DATA PROVIDED:
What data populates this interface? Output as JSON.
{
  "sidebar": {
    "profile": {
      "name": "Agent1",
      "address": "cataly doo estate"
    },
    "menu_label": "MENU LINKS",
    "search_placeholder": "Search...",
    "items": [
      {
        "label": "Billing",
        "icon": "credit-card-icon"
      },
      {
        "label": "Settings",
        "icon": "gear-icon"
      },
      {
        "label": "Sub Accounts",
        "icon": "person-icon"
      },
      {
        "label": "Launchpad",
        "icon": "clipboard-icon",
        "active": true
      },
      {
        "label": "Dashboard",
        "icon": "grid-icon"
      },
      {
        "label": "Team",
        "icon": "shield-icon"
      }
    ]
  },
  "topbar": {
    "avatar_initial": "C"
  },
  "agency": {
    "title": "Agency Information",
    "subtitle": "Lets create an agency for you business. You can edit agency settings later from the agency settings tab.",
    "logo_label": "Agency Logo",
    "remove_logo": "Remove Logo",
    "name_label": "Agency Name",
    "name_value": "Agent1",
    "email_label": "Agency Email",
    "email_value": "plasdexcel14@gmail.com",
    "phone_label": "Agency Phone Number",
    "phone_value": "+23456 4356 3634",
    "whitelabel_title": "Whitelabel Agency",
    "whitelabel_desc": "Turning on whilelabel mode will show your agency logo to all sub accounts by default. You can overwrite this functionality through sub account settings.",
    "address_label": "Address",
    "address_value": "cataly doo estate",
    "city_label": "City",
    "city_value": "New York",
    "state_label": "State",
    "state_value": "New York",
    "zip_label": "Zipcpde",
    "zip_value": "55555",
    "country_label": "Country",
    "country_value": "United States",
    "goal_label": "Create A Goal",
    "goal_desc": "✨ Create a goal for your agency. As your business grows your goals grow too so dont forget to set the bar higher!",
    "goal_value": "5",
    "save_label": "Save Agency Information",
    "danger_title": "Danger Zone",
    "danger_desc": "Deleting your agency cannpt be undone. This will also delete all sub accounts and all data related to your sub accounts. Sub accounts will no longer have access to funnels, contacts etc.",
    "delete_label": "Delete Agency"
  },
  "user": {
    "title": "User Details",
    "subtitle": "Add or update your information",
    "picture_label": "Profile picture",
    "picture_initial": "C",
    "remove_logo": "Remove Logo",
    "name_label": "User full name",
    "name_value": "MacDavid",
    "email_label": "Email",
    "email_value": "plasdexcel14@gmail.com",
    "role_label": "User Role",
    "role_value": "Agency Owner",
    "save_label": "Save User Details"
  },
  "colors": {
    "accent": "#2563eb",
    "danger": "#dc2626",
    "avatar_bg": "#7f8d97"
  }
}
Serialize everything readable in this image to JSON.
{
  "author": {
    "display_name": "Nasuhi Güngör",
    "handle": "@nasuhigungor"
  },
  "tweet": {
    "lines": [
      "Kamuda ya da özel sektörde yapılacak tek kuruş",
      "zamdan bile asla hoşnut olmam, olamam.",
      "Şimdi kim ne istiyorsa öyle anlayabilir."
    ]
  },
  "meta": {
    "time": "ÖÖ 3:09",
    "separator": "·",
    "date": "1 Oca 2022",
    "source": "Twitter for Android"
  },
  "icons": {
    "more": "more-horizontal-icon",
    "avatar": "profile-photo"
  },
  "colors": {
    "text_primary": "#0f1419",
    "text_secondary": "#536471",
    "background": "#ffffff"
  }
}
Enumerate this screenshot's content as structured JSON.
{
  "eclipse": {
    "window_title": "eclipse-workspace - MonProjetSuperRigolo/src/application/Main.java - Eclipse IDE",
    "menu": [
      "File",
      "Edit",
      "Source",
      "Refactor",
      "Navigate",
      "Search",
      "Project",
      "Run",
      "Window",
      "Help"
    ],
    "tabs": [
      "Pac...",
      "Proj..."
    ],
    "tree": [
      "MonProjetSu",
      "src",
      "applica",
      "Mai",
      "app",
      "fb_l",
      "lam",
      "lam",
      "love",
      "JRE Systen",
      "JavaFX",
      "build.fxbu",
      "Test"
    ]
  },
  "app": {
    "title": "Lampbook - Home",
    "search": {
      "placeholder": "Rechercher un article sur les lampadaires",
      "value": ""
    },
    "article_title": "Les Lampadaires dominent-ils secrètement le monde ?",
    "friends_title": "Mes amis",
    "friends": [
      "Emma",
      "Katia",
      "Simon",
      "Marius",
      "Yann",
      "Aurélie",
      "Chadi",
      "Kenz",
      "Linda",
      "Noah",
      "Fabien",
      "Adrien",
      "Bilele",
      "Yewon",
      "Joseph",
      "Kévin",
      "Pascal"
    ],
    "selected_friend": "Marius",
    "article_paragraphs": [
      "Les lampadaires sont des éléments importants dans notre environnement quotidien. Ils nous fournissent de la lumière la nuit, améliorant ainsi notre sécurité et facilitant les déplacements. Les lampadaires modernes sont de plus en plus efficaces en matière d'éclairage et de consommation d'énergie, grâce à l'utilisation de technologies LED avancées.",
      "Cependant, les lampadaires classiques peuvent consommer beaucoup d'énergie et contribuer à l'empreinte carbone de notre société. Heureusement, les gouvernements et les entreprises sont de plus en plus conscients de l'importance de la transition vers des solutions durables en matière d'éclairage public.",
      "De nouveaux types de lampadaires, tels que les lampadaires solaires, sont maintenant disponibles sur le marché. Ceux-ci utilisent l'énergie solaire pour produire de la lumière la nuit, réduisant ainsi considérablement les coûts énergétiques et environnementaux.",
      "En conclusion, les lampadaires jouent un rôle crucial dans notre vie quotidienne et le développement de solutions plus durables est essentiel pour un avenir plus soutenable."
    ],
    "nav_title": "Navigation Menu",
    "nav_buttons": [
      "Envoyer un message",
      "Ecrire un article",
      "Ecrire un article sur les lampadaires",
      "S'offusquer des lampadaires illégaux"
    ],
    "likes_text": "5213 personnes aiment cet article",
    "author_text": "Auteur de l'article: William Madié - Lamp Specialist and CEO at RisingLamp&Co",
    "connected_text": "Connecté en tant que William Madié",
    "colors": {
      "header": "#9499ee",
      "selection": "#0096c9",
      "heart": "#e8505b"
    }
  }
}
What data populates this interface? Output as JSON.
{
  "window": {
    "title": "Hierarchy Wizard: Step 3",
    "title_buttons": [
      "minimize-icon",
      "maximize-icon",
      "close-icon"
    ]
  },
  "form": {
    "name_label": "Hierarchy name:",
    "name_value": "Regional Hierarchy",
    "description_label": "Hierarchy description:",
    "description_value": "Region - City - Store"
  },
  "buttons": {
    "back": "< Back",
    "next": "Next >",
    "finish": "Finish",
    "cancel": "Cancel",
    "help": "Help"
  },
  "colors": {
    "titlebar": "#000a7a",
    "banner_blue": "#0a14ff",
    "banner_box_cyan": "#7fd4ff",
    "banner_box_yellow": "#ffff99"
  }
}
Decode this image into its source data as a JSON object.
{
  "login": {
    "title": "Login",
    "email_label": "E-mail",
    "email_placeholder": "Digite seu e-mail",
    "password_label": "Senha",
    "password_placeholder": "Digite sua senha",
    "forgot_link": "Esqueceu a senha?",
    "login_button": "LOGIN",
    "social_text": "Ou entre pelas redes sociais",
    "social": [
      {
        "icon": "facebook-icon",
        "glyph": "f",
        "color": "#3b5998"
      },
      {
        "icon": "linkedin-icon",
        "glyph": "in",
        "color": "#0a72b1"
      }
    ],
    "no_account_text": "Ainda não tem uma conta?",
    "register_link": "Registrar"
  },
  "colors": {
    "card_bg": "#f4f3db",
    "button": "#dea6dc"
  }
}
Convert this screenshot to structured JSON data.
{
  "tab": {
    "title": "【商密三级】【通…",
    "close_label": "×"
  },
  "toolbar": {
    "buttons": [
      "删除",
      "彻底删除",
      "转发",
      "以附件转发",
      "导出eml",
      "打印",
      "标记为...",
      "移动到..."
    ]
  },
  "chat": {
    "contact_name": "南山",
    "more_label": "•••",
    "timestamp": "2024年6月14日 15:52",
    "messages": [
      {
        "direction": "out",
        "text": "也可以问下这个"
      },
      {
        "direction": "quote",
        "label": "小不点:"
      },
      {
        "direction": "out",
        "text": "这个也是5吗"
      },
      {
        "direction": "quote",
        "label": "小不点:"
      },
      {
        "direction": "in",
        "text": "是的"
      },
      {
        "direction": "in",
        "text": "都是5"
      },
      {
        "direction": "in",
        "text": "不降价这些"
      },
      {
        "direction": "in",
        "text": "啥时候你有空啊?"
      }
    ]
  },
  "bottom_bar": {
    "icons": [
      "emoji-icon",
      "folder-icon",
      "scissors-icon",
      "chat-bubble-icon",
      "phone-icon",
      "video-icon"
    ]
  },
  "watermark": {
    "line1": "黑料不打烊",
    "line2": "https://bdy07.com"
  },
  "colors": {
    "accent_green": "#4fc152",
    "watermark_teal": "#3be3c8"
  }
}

WHAT IS BEING ASKED: Scan the material above. Copy each line where "structured" occurs.

SOLUTION BELOW:
Enumerate this screenshot's content as structured JSON.
Convert this screenshot to structured JSON data.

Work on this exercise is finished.